Search the material for the word "behold" and report each line where it turns up.
* begin TASK INPUTS *
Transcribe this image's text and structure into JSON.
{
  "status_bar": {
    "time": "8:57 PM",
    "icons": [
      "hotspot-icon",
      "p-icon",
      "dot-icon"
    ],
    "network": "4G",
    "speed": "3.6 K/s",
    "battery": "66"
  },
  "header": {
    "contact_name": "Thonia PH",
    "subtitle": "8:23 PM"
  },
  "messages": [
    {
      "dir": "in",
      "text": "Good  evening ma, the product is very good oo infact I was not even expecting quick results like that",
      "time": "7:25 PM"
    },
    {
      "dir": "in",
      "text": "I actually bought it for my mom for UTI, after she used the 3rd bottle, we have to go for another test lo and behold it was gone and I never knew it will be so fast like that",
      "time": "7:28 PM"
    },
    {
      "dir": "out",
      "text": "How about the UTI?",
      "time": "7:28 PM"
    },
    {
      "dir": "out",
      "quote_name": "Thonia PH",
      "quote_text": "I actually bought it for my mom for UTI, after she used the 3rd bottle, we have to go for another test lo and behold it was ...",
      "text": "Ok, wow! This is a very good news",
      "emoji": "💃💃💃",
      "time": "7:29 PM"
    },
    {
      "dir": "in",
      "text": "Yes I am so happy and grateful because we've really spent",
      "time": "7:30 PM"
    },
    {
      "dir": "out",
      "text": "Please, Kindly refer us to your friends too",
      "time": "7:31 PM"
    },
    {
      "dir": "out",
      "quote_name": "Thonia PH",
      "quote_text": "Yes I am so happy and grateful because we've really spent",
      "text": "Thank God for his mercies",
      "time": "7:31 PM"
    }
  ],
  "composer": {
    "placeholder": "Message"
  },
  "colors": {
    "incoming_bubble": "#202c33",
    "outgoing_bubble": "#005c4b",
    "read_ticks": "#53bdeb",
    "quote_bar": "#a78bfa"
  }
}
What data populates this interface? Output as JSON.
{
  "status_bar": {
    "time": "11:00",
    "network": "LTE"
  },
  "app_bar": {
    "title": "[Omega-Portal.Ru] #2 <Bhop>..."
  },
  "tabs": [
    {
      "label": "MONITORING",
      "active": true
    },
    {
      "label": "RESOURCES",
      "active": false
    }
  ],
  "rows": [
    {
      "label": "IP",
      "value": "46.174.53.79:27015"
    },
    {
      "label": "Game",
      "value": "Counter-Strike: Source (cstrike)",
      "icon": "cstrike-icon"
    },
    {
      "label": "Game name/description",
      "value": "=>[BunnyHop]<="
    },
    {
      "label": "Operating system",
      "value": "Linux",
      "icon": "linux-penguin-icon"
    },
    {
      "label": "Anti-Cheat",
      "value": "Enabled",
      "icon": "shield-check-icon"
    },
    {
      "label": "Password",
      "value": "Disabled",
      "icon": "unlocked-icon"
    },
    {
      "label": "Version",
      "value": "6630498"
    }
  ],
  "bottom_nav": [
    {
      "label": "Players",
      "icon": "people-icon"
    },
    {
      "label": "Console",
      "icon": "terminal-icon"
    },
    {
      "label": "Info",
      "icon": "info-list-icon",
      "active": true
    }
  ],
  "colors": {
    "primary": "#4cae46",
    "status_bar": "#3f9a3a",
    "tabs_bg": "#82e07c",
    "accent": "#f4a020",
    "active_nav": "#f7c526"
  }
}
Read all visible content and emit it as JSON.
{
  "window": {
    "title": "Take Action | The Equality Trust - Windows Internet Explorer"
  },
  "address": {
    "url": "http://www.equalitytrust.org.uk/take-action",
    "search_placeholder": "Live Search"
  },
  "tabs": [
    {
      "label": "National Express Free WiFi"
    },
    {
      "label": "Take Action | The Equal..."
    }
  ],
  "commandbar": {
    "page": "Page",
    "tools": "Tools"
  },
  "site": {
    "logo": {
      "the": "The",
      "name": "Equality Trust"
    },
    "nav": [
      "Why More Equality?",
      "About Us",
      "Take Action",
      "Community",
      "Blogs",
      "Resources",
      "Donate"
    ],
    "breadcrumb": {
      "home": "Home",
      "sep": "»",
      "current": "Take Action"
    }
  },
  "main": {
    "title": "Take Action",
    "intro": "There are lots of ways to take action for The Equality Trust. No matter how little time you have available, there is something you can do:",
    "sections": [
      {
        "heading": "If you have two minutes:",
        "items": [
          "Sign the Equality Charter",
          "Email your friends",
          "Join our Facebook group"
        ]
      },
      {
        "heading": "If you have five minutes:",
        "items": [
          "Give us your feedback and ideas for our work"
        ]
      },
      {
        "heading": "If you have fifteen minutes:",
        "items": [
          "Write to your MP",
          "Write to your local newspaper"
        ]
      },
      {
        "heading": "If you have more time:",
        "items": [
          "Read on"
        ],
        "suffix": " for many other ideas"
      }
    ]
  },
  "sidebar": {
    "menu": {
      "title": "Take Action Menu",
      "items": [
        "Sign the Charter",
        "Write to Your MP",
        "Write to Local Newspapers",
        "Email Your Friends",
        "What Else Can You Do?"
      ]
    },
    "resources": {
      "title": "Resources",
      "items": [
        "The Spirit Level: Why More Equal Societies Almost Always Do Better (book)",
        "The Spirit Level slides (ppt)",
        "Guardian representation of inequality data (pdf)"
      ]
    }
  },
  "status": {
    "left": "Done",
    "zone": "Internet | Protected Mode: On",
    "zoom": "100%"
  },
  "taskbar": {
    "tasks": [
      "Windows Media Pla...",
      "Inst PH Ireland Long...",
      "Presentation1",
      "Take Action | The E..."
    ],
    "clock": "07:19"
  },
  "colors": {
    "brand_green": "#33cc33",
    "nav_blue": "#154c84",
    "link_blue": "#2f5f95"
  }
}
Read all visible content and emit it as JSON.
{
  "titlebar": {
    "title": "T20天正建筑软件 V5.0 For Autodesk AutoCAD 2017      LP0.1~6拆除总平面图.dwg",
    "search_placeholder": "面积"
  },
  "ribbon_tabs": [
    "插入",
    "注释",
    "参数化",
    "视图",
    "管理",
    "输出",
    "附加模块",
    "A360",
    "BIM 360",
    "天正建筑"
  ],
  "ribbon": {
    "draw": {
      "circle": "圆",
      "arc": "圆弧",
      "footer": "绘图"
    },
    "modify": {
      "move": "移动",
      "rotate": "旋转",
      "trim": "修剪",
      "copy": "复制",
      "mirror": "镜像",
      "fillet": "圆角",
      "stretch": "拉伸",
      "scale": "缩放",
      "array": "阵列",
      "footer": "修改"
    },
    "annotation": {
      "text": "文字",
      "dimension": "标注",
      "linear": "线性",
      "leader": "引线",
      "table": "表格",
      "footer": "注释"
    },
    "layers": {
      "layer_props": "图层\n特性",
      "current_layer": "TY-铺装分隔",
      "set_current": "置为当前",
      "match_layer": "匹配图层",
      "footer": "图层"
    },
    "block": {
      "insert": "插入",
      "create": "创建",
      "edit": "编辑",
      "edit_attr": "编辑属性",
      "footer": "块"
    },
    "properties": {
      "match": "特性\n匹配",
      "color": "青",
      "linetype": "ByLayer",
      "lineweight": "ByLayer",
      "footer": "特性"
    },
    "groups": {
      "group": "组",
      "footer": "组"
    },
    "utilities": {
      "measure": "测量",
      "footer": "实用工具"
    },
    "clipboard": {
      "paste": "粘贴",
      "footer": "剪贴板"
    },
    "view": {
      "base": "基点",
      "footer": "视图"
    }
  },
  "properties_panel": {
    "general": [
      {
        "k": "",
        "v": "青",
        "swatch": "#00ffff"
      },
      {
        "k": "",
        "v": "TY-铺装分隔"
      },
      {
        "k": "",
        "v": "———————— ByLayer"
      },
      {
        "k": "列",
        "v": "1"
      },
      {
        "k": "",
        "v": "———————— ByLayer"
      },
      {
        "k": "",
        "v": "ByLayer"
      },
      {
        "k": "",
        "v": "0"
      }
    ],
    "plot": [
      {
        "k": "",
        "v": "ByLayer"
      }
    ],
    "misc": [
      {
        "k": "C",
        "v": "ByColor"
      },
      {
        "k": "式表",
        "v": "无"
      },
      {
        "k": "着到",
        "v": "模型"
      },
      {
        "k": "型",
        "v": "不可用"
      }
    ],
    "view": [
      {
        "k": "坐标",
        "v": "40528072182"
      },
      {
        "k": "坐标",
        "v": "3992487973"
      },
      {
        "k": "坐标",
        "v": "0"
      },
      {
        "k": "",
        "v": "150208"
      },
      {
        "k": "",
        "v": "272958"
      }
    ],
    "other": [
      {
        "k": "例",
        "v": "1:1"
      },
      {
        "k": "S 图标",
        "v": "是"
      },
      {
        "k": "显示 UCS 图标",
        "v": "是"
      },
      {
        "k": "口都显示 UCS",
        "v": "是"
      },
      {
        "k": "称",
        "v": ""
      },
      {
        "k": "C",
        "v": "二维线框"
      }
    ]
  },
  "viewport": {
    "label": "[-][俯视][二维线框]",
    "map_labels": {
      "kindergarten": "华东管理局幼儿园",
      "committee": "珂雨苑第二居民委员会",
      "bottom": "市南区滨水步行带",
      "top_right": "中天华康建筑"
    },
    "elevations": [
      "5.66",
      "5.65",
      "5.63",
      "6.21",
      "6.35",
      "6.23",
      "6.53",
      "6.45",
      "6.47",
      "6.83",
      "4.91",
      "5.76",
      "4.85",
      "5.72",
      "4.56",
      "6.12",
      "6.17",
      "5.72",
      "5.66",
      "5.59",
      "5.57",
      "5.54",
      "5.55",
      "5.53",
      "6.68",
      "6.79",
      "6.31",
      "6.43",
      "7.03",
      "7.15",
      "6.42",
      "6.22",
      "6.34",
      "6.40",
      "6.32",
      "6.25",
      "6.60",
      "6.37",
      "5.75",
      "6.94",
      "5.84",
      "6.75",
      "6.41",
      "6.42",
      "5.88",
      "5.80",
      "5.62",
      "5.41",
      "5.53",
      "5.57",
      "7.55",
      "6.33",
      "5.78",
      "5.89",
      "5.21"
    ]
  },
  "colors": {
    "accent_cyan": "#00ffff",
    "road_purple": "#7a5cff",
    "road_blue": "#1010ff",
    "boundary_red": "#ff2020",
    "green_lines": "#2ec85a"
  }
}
* end TASK INPUTS *
REPLY
      "text": "I actually bought it for my mom for UTI, after she used the 3rd bottle, we have to go for another test lo and behold it was gone and I never knew it will be so fast like that",
      "quote_text": "I actually bought it for my mom for UTI, after she used the 3rd bottle, we have to go for another test lo and behold it was ...",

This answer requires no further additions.